[AIM OF THE TASK] After counting the lines below that contain "Zeichnungs", reply with that number alone.
-- SOURCE INFORMATION follows --
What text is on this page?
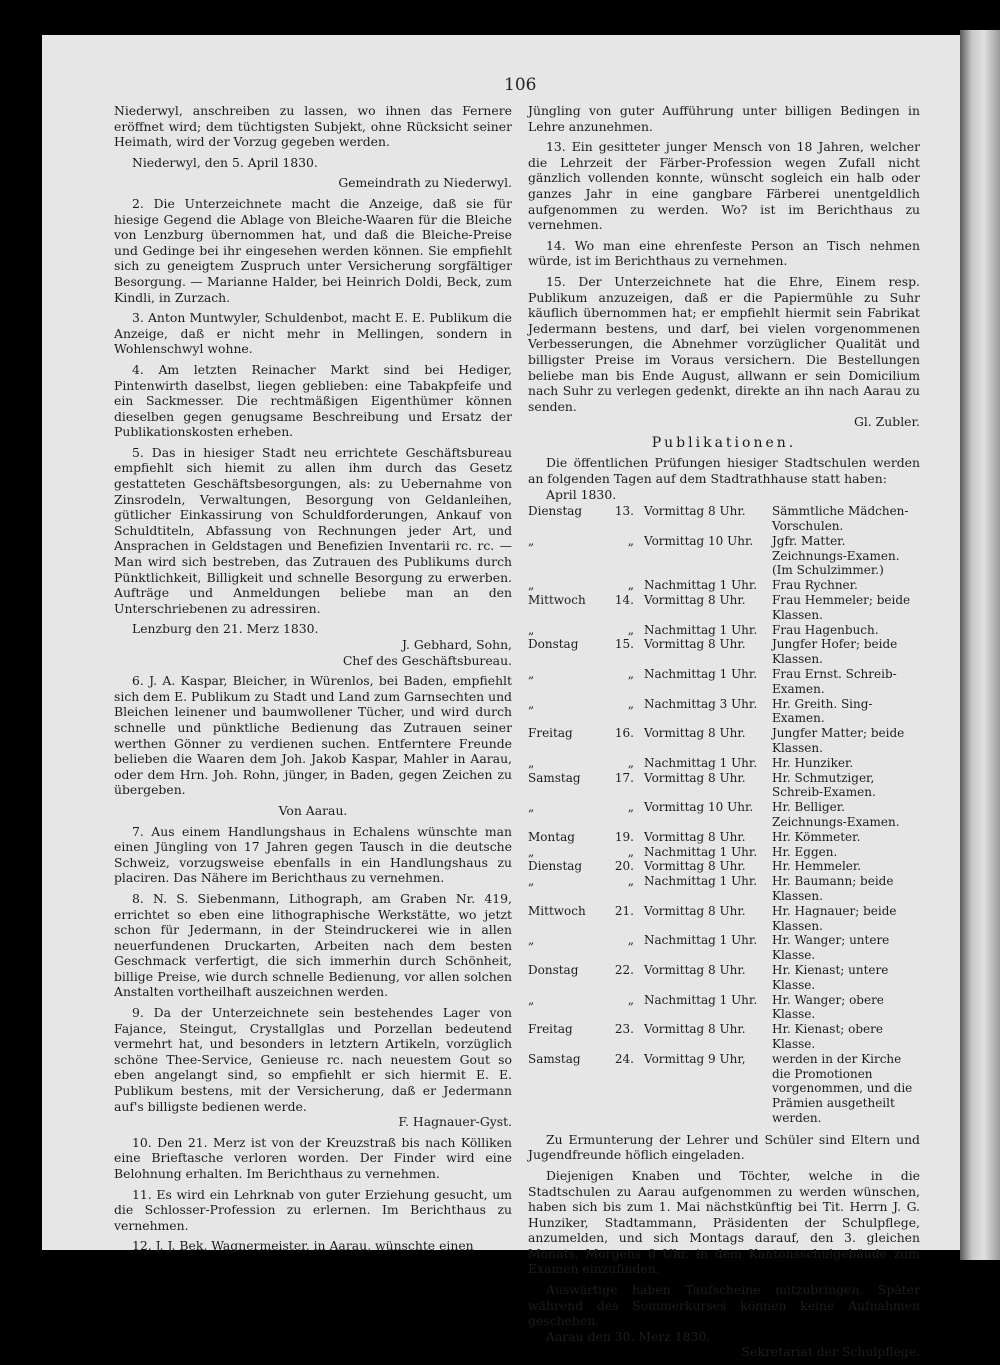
106

Niederwyl, anschreiben zu lassen, wo ihnen das Fernere eröffnet wird; dem tüchtigsten Subjekt, ohne Rücksicht seiner Heimath, wird der Vorzug gegeben werden.

Niederwyl, den 5. April 1830.

Gemeindrath zu Niederwyl.

2. Die Unterzeichnete macht die Anzeige, daß sie für hiesige Gegend die Ablage von Bleiche-Waaren für die Bleiche von Lenzburg übernommen hat, und daß die Bleiche-Preise und Gedinge bei ihr eingesehen werden können. Sie empfiehlt sich zu geneigtem Zuspruch unter Versicherung sorgfältiger Besorgung. — Marianne Halder, bei Heinrich Doldi, Beck, zum Kindli, in Zurzach.

3. Anton Muntwyler, Schuldenbot, macht E. E. Publikum die Anzeige, daß er nicht mehr in Mellingen, sondern in Wohlenschwyl wohne.

4. Am letzten Reinacher Markt sind bei Hediger, Pintenwirth daselbst, liegen geblieben: eine Tabakpfeife und ein Sackmesser. Die rechtmäßigen Eigenthümer können dieselben gegen genugsame Beschreibung und Ersatz der Publikationskosten erheben.

5. Das in hiesiger Stadt neu errichtete Geschäftsbureau empfiehlt sich hiemit zu allen ihm durch das Gesetz gestatteten Geschäftsbesorgungen, als: zu Uebernahme von Zinsrodeln, Verwaltungen, Besorgung von Geldanleihen, gütlicher Einkassirung von Schuldforderungen, Ankauf von Schuldtiteln, Abfassung von Rechnungen jeder Art, und Ansprachen in Geldstagen und Benefizien Inventarii rc. rc. — Man wird sich bestreben, das Zutrauen des Publikums durch Pünktlichkeit, Billigkeit und schnelle Besorgung zu erwerben. Aufträge und Anmeldungen beliebe man an den Unterschriebenen zu adressiren.

Lenzburg den 21. Merz 1830.

J. Gebhard, Sohn,

Chef des Geschäftsbureau.

6. J. A. Kaspar, Bleicher, in Würenlos, bei Baden, empfiehlt sich dem E. Publikum zu Stadt und Land zum Garnsechten und Bleichen leinener und baumwollener Tücher, und wird durch schnelle und pünktliche Bedienung das Zutrauen seiner werthen Gönner zu verdienen suchen. Entferntere Freunde belieben die Waaren dem Joh. Jakob Kaspar, Mahler in Aarau, oder dem Hrn. Joh. Rohn, jünger, in Baden, gegen Zeichen zu übergeben.

Von Aarau.

7. Aus einem Handlungshaus in Echalens wünschte man einen Jüngling von 17 Jahren gegen Tausch in die deutsche Schweiz, vorzugsweise ebenfalls in ein Handlungshaus zu placiren. Das Nähere im Berichthaus zu vernehmen.

8. N. S. Siebenmann, Lithograph, am Graben Nr. 419, errichtet so eben eine lithographische Werkstätte, wo jetzt schon für Jedermann, in der Steindruckerei wie in allen neuerfundenen Druckarten, Arbeiten nach dem besten Geschmack verfertigt, die sich immerhin durch Schönheit, billige Preise, wie durch schnelle Bedienung, vor allen solchen Anstalten vortheilhaft auszeichnen werden.

9. Da der Unterzeichnete sein bestehendes Lager von Fajance, Steingut, Crystallglas und Porzellan bedeutend vermehrt hat, und besonders in letztern Artikeln, vorzüglich schöne Thee-Service, Genieuse rc. nach neuestem Gout so eben angelangt sind, so empfiehlt er sich hiermit E. E. Publikum bestens, mit der Versicherung, daß er Jedermann auf's billigste bedienen werde.

F. Hagnauer-Gyst.

10. Den 21. Merz ist von der Kreuzstraß bis nach Kölliken eine Brieftasche verloren worden. Der Finder wird eine Belohnung erhalten. Im Berichthaus zu vernehmen.

11. Es wird ein Lehrknab von guter Erziehung gesucht, um die Schlosser-Profession zu erlernen. Im Berichthaus zu vernehmen.

12. J. J. Bek, Wagnermeister, in Aarau, wünschte einen

Jüngling von guter Aufführung unter billigen Bedingen in Lehre anzunehmen.

13. Ein gesitteter junger Mensch von 18 Jahren, welcher die Lehrzeit der Färber-Profession wegen Zufall nicht gänzlich vollenden konnte, wünscht sogleich ein halb oder ganzes Jahr in eine gangbare Färberei unentgeldlich aufgenommen zu werden. Wo? ist im Berichthaus zu vernehmen.

14. Wo man eine ehrenfeste Person an Tisch nehmen würde, ist im Berichthaus zu vernehmen.

15. Der Unterzeichnete hat die Ehre, Einem resp. Publikum anzuzeigen, daß er die Papiermühle zu Suhr käuflich übernommen hat; er empfiehlt hiermit sein Fabrikat Jedermann bestens, und darf, bei vielen vorgenommenen Verbesserungen, die Abnehmer vorzüglicher Qualität und billigster Preise im Voraus versichern. Die Bestellungen beliebe man bis Ende August, allwann er sein Domicilium nach Suhr zu verlegen gedenkt, direkte an ihn nach Aarau zu senden.

Gl. Zubler.

Publikationen.

Die öffentlichen Prüfungen hiesiger Stadtschulen werden an folgenden Tagen auf dem Stadtrathhause statt haben:

April 1830.

Dienstag	13.	Vormittag 8 Uhr.	Sämmtliche Mädchen-Vorschulen.
„	„	Vormittag 10 Uhr.	Jgfr. Matter. Zeichnungs-Examen. (Im Schulzimmer.)
„	„	Nachmittag 1 Uhr.	Frau Rychner.
Mittwoch	14.	Vormittag 8 Uhr.	Frau Hemmeler; beide Klassen.
„	„	Nachmittag 1 Uhr.	Frau Hagenbuch.
Donstag	15.	Vormittag 8 Uhr.	Jungfer Hofer; beide Klassen.
„	„	Nachmittag 1 Uhr.	Frau Ernst. Schreib-Examen.
„	„	Nachmittag 3 Uhr.	Hr. Greith. Sing-Examen.
Freitag	16.	Vormittag 8 Uhr.	Jungfer Matter; beide Klassen.
„	„	Nachmittag 1 Uhr.	Hr. Hunziker.
Samstag	17.	Vormittag 8 Uhr.	Hr. Schmutziger, Schreib-Examen.
„	„	Vormittag 10 Uhr.	Hr. Belliger. Zeichnungs-Examen.
Montag	19.	Vormittag 8 Uhr.	Hr. Kömmeter.
„	„	Nachmittag 1 Uhr.	Hr. Eggen.
Dienstag	20.	Vormittag 8 Uhr.	Hr. Hemmeler.
„	„	Nachmittag 1 Uhr.	Hr. Baumann; beide Klassen.
Mittwoch	21.	Vormittag 8 Uhr.	Hr. Hagnauer; beide Klassen.
„	„	Nachmittag 1 Uhr.	Hr. Wanger; untere Klasse.
Donstag	22.	Vormittag 8 Uhr.	Hr. Kienast; untere Klasse.
„	„	Nachmittag 1 Uhr.	Hr. Wanger; obere Klasse.
Freitag	23.	Vormittag 8 Uhr.	Hr. Kienast; obere Klasse.
Samstag	24.	Vormittag 9 Uhr,	werden in der Kirche die Promotionen vorgenommen, und die Prämien ausgetheilt werden.

Zu Ermunterung der Lehrer und Schüler sind Eltern und Jugendfreunde höflich eingeladen.

Diejenigen Knaben und Töchter, welche in die Stadtschulen zu Aarau aufgenommen zu werden wünschen, haben sich bis zum 1. Mai nächstkünftig bei Tit. Herrn J. G. Hunziker, Stadtammann, Präsidenten der Schulpflege, anzumelden, und sich Montags darauf, den 3. gleichen Monats, Morgens 8 Uhr, in dem Kantonsschulgebäude zum Examen einzufinden.

Auswärtige haben Taufscheine mitzubringen. Später während des Sommerkurses können keine Aufnahmen geschehen.

Aarau den 30. Merz 1830.

Sekretariat der Schulpflege.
-- SOURCE INFORMATION concluded --
[WRITTEN ANSWER] 2